• [Aim of the exercise]: Each record below is to be restated word for word.

• [The input]:
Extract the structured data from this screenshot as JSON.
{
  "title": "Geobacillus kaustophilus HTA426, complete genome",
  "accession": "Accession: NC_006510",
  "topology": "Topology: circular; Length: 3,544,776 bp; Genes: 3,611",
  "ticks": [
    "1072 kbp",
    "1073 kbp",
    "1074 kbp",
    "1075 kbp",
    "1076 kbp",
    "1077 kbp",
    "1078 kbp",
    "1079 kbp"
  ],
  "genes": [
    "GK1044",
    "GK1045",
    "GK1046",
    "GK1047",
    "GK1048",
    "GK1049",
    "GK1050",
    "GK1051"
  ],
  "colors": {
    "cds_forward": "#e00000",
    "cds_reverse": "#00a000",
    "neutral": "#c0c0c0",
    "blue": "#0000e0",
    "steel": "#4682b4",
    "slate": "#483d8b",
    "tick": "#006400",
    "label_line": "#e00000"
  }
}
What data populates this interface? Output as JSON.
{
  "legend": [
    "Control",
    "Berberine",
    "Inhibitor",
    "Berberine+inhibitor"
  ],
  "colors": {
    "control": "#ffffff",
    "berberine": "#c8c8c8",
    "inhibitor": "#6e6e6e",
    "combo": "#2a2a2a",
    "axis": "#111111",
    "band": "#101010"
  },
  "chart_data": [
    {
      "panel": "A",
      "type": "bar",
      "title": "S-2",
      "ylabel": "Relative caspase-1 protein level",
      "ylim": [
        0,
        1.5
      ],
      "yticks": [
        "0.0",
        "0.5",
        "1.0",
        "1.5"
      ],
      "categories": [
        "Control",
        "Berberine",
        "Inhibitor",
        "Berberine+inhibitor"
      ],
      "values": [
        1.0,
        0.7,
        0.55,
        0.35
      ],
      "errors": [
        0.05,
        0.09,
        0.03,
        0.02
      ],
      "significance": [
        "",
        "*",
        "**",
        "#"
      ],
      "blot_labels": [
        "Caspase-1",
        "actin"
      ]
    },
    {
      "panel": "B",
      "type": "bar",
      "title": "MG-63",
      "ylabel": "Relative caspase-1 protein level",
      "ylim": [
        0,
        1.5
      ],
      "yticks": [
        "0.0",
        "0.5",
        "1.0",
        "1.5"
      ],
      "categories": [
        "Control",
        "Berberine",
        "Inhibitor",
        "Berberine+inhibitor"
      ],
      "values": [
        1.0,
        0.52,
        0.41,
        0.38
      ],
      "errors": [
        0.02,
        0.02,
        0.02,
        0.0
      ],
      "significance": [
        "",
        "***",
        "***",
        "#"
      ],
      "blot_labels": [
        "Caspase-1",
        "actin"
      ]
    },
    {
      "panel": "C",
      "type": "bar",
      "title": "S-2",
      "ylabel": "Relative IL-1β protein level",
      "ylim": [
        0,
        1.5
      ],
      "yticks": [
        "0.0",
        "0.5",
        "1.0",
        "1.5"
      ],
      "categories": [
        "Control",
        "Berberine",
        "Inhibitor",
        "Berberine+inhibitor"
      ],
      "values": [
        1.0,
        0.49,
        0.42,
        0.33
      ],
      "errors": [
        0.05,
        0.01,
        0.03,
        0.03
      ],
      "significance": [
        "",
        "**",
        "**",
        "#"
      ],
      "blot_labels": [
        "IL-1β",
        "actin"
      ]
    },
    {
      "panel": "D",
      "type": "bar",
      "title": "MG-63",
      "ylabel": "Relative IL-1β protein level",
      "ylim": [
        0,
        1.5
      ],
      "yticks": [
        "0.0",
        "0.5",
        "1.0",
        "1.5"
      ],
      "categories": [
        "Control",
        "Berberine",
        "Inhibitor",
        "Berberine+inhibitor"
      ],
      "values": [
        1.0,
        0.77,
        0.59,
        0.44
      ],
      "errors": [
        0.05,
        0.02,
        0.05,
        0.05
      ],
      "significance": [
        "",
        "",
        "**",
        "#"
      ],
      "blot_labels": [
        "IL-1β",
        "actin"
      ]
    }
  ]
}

• [Result below]:
Extract the structured data from this screenshot as JSON.
{
  "title": "Geobacillus kaustophilus HTA426, complete genome",
  "accession": "Accession: NC_006510",
  "topology": "Topology: circular; Length: 3,544,776 bp; Genes: 3,611",
  "ticks": [
    "1072 kbp",
    "1073 kbp",
    "1074 kbp",
    "1075 kbp",
    "1076 kbp",
    "1077 kbp",
    "1078 kbp",
    "1079 kbp"
  ],
  "genes": [
    "GK1044",
    "GK1045",
    "GK1046",
    "GK1047",
    "GK1048",
    "GK1049",
    "GK1050",
    "GK1051"
  ],
  "colors": {
    "cds_forward": "#e00000",
    "cds_reverse": "#00a000",
    "neutral": "#c0c0c0",
    "blue": "#0000e0",
    "steel": "#4682b4",
    "slate": "#483d8b",
    "tick": "#006400",
    "label_line": "#e00000"
  }
}
What data populates this interface? Output as JSON.
{
  "legend": [
    "Control",
    "Berberine",
    "Inhibitor",
    "Berberine+inhibitor"
  ],
  "colors": {
    "control": "#ffffff",
    "berberine": "#c8c8c8",
    "inhibitor": "#6e6e6e",
    "combo": "#2a2a2a",
    "axis": "#111111",
    "band": "#101010"
  },
  "chart_data": [
    {
      "panel": "A",
      "type": "bar",
      "title": "S-2",
      "ylabel": "Relative caspase-1 protein level",
      "ylim": [
        0,
        1.5
      ],
      "yticks": [
        "0.0",
        "0.5",
        "1.0",
        "1.5"
      ],
      "categories": [
        "Control",
        "Berberine",
        "Inhibitor",
        "Berberine+inhibitor"
      ],
      "values": [
        1.0,
        0.7,
        0.55,
        0.35
      ],
      "errors": [
        0.05,
        0.09,
        0.03,
        0.02
      ],
      "significance": [
        "",
        "*",
        "**",
        "#"
      ],
      "blot_labels": [
        "Caspase-1",
        "actin"
      ]
    },
    {
      "panel": "B",
      "type": "bar",
      "title": "MG-63",
      "ylabel": "Relative caspase-1 protein level",
      "ylim": [
        0,
        1.5
      ],
      "yticks": [
        "0.0",
        "0.5",
        "1.0",
        "1.5"
      ],
      "categories": [
        "Control",
        "Berberine",
        "Inhibitor",
        "Berberine+inhibitor"
      ],
      "values": [
        1.0,
        0.52,
        0.41,
        0.38
      ],
      "errors": [
        0.02,
        0.02,
        0.02,
        0.0
      ],
      "significance": [
        "",
        "***",
        "***",
        "#"
      ],
      "blot_labels": [
        "Caspase-1",
        "actin"
      ]
    },
    {
      "panel": "C",
      "type": "bar",
      "title": "S-2",
      "ylabel": "Relative IL-1β protein level",
      "ylim": [
        0,
        1.5
      ],
      "yticks": [
        "0.0",
        "0.5",
        "1.0",
        "1.5"
      ],
      "categories": [
        "Control",
        "Berberine",
        "Inhibitor",
        "Berberine+inhibitor"
      ],
      "values": [
        1.0,
        0.49,
        0.42,
        0.33
      ],
      "errors": [
        0.05,
        0.01,
        0.03,
        0.03
      ],
      "significance": [
        "",
        "**",
        "**",
        "#"
      ],
      "blot_labels": [
        "IL-1β",
        "actin"
      ]
    },
    {
      "panel": "D",
      "type": "bar",
      "title": "MG-63",
      "ylabel": "Relative IL-1β protein level",
      "ylim": [
        0,
        1.5
      ],
      "yticks": [
        "0.0",
        "0.5",
        "1.0",
        "1.5"
      ],
      "categories": [
        "Control",
        "Berberine",
        "Inhibitor",
        "Berberine+inhibitor"
      ],
      "values": [
        1.0,
        0.77,
        0.59,
        0.44
      ],
      "errors": [
        0.05,
        0.02,
        0.05,
        0.05
      ],
      "significance": [
        "",
        "",
        "**",
        "#"
      ],
      "blot_labels": [
        "IL-1β",
        "actin"
      ]
    }
  ]
}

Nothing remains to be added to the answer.